[Annotated region listings]
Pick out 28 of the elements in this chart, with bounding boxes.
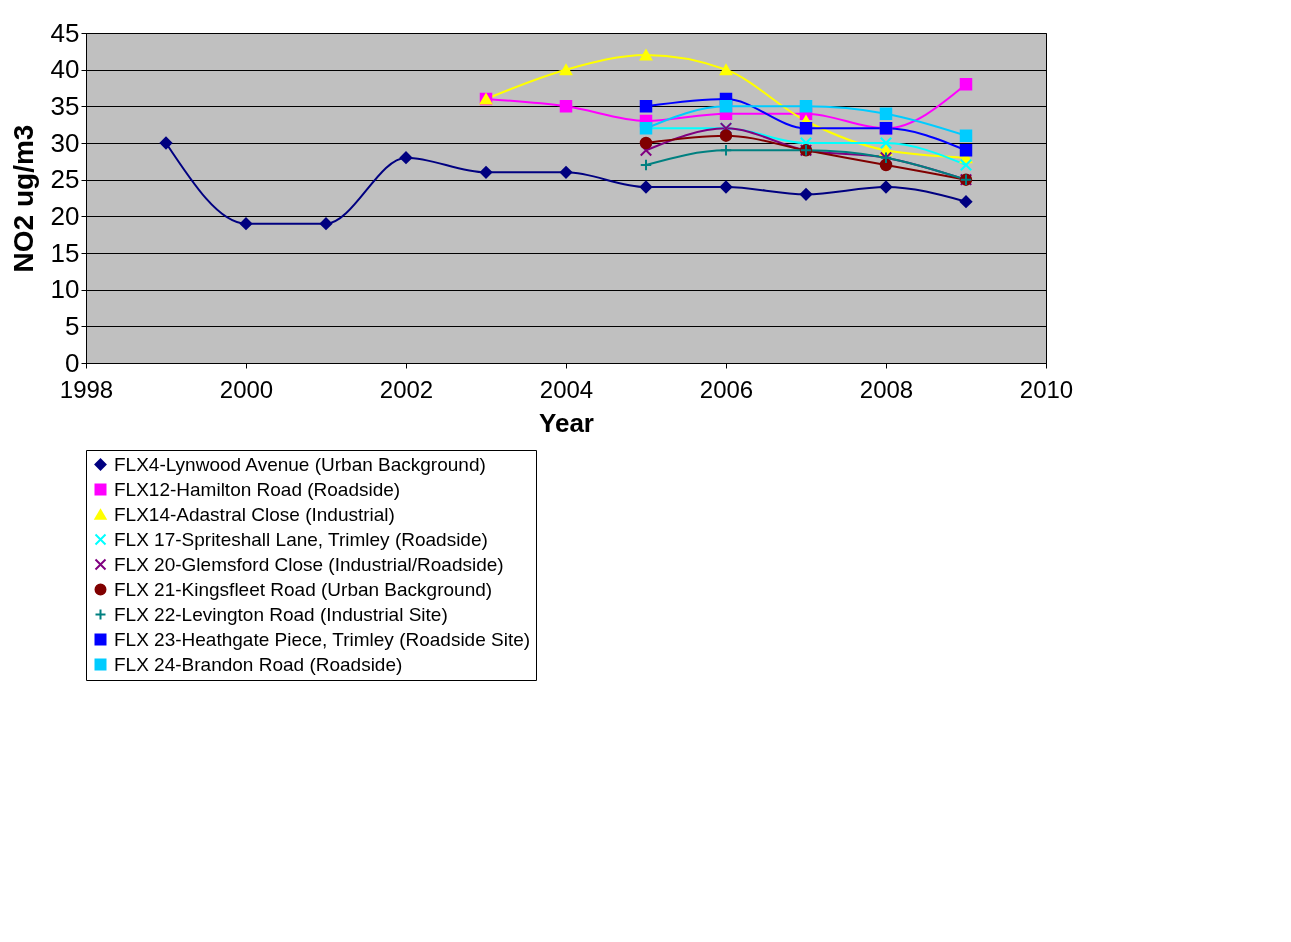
legend-label: FLX 22-Levington Road (Industrial Site) (114, 603, 448, 625)
x-tick-label: 2000 (219, 375, 274, 403)
legend-label: FLX4-Lynwood Avenue (Urban Background) (114, 453, 486, 475)
y-tick-label: 0 (65, 347, 80, 378)
y-tick-label: 15 (50, 237, 80, 268)
y-tick-label: 40 (50, 54, 80, 85)
x-tick-label: 1998 (59, 375, 114, 403)
legend-label: FLX 21-Kingsfleet Road (Urban Background) (114, 578, 493, 600)
x-tick-label: 2010 (1019, 375, 1074, 403)
x-tick-label: 2008 (859, 375, 914, 403)
y-tick-label: 5 (65, 310, 80, 341)
y-tick-label: 30 (50, 127, 80, 158)
y-axis-title: NO2 ug/m3 (7, 124, 39, 273)
legend-label: FLX14-Adastral Close (Industrial) (114, 503, 395, 525)
legend-label: FLX 17-Spriteshall Lane, Trimley (Roadside) (114, 528, 488, 550)
x-tick-label: 2002 (379, 375, 434, 403)
y-tick-label: 45 (50, 17, 80, 48)
y-tick-label: 25 (50, 164, 80, 195)
legend-label: FLX 20-Glemsford Close (Industrial/Roadside) (114, 553, 504, 575)
x-axis-title: Year (539, 407, 594, 438)
y-tick-label: 10 (50, 274, 80, 305)
x-tick-label: 2006 (699, 375, 754, 403)
x-tick-label: 2004 (539, 375, 594, 403)
legend-label: FLX12-Hamilton Road (Roadside) (114, 478, 401, 500)
y-tick-label: 35 (50, 90, 80, 121)
legend-label: FLX 24-Brandon Road (Roadside) (114, 653, 403, 675)
y-tick-label: 20 (50, 200, 80, 231)
legend-label: FLX 23-Heathgate Piece, Trimley (Roadside Site) (114, 628, 531, 650)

WHAT IS EXPECTED:
Copy out the lines above word for word, beginning with the line that contains "legend-label: FLX 22-Levington" and ending after the line that contains "y-tick-label: 25 (50, 164, 80, 195)".

RESULT OF THE TASK:
legend-label: FLX 22-Levington Road (Industrial Site) (114, 603, 448, 625)
x-tick-label: 2000 (219, 375, 274, 403)
legend-label: FLX4-Lynwood Avenue (Urban Background) (114, 453, 486, 475)
y-tick-label: 0 (65, 347, 80, 378)
y-tick-label: 15 (50, 237, 80, 268)
y-tick-label: 40 (50, 54, 80, 85)
x-tick-label: 1998 (59, 375, 114, 403)
legend-label: FLX 21-Kingsfleet Road (Urban Background) (114, 578, 493, 600)
x-tick-label: 2010 (1019, 375, 1074, 403)
x-tick-label: 2008 (859, 375, 914, 403)
y-tick-label: 5 (65, 310, 80, 341)
y-tick-label: 30 (50, 127, 80, 158)
y-axis-title: NO2 ug/m3 (7, 124, 39, 273)
legend-label: FLX14-Adastral Close (Industrial) (114, 503, 395, 525)
legend-label: FLX 17-Spriteshall Lane, Trimley (Roadside) (114, 528, 488, 550)
x-tick-label: 2002 (379, 375, 434, 403)
y-tick-label: 45 (50, 17, 80, 48)
y-tick-label: 25 (50, 164, 80, 195)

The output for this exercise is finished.